Find each line with the string "structured" and copy it.

^^^^^^^^^^^^^^^^

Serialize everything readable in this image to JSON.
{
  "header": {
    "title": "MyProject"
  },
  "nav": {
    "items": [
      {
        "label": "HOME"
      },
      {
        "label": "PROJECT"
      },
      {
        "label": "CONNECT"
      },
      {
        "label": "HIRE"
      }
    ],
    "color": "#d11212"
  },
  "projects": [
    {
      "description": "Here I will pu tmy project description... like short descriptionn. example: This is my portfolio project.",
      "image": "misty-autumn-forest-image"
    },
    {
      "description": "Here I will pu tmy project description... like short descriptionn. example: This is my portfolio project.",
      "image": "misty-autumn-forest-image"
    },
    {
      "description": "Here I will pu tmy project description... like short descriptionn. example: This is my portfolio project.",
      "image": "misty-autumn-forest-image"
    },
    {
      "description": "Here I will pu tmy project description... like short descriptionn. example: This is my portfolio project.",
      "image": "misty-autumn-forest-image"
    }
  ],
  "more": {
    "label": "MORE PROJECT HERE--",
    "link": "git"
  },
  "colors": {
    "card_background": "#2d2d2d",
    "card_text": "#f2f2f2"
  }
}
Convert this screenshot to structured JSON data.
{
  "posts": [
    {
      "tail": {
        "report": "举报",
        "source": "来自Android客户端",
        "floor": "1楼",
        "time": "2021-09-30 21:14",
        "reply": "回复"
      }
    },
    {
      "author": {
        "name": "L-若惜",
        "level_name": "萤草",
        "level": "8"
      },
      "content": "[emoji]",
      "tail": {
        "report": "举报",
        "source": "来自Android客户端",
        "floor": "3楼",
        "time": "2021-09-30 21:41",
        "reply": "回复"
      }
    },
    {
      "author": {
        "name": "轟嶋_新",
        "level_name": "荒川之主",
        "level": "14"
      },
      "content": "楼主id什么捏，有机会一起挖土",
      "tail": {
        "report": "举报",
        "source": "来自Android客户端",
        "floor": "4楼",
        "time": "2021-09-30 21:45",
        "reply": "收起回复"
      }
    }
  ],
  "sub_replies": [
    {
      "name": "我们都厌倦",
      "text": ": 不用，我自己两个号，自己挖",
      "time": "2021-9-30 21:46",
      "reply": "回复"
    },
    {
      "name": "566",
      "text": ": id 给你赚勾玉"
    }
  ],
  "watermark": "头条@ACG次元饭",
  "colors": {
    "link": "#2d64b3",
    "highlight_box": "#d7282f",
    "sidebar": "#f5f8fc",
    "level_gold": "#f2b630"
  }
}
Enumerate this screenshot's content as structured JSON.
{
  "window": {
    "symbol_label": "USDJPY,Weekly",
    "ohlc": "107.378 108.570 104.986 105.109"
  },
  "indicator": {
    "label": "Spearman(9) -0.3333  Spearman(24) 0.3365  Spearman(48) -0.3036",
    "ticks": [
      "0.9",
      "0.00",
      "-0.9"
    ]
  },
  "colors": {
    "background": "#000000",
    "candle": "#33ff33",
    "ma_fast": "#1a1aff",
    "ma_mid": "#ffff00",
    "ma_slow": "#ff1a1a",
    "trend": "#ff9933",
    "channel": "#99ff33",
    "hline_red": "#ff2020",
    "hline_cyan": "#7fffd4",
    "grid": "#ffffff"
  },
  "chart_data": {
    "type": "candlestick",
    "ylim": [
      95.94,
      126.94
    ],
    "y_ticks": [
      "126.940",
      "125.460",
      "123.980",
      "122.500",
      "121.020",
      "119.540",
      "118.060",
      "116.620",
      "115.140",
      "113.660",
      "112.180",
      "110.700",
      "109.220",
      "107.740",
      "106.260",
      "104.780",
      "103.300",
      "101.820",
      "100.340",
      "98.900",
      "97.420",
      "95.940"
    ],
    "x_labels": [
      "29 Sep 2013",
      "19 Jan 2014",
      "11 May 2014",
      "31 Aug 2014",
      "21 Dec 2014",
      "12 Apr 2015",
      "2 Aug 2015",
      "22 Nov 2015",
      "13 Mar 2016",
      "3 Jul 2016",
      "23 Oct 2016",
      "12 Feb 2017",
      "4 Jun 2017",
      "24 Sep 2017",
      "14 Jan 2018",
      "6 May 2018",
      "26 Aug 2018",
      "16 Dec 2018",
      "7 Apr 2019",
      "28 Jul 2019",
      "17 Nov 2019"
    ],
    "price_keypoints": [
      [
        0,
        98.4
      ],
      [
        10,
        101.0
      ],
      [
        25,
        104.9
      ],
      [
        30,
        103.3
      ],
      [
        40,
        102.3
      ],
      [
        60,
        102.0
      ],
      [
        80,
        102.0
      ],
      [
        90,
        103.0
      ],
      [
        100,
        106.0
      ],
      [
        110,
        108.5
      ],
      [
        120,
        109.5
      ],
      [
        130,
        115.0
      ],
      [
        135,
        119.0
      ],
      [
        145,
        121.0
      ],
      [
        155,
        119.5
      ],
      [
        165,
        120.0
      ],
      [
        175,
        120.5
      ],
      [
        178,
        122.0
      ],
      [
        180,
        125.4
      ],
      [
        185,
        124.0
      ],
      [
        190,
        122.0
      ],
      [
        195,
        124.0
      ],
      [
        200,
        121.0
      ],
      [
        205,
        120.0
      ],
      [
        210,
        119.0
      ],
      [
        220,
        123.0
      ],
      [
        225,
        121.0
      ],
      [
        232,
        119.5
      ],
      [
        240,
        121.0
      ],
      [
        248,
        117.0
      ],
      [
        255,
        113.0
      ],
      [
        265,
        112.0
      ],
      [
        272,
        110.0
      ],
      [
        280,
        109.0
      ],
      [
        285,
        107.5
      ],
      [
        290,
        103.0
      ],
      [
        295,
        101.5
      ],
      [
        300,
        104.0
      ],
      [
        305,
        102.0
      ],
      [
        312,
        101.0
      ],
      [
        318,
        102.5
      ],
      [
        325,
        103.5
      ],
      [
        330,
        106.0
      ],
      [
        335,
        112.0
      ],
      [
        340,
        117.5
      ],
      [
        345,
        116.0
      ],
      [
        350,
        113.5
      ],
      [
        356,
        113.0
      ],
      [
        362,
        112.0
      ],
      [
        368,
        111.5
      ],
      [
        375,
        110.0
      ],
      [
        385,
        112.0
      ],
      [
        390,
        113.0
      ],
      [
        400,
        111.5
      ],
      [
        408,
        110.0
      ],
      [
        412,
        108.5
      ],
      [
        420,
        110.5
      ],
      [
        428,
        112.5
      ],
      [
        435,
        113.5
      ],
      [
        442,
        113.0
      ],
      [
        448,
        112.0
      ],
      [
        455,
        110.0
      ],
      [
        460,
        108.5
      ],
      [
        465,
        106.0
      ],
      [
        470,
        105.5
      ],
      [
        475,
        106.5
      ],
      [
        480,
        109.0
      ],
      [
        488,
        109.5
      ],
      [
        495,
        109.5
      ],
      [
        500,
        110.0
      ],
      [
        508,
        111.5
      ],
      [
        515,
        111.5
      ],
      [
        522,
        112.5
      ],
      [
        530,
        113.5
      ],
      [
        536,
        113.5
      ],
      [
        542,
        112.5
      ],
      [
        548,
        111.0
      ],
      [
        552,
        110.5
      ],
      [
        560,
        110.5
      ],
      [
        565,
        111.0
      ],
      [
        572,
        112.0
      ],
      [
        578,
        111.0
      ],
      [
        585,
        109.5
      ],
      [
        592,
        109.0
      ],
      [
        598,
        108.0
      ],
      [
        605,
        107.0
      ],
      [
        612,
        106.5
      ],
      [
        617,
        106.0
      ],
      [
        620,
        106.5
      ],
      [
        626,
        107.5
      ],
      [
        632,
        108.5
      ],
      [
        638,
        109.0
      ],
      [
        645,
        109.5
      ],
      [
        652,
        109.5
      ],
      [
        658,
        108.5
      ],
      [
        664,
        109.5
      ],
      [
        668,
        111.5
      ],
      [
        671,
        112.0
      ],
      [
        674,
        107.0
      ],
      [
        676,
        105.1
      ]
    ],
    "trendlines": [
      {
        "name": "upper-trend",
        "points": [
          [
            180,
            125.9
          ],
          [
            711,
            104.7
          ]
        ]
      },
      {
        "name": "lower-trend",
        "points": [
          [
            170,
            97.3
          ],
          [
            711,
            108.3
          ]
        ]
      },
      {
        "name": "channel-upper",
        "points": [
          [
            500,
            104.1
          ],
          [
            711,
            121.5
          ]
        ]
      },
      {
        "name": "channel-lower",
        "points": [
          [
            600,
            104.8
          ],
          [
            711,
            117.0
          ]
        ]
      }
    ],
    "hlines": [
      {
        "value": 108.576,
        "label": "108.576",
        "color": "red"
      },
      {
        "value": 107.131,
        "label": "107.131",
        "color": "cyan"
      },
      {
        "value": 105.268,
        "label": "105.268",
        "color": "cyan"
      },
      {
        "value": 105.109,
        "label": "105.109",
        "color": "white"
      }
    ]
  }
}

^^^^^^^^^^^^^^^^

◆ RESPONSE TO THIS TASK ◆
Convert this screenshot to structured JSON data.
Enumerate this screenshot's content as structured JSON.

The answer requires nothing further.